-- Data records --
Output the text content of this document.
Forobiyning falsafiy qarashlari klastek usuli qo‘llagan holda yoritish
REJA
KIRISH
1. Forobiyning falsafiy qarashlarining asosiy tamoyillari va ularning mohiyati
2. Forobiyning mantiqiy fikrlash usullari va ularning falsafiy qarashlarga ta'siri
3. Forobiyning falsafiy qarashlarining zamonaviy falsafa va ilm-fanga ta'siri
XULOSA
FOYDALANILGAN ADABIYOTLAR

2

-- Written problem --
Each line of the material should be duplicated exactly, please.

-- Result of the task --
Output the text content of this document.
Forobiyning falsafiy qarashlari klastek usuli qo‘llagan holda yoritish
REJA
KIRISH
1. Forobiyning falsafiy qarashlarining asosiy tamoyillari va ularning mohiyati
2. Forobiyning mantiqiy fikrlash usullari va ularning falsafiy qarashlarga ta'siri
3. Forobiyning falsafiy qarashlarining zamonaviy falsafa va ilm-fanga ta'siri
XULOSA
FOYDALANILGAN ADABIYOTLAR

2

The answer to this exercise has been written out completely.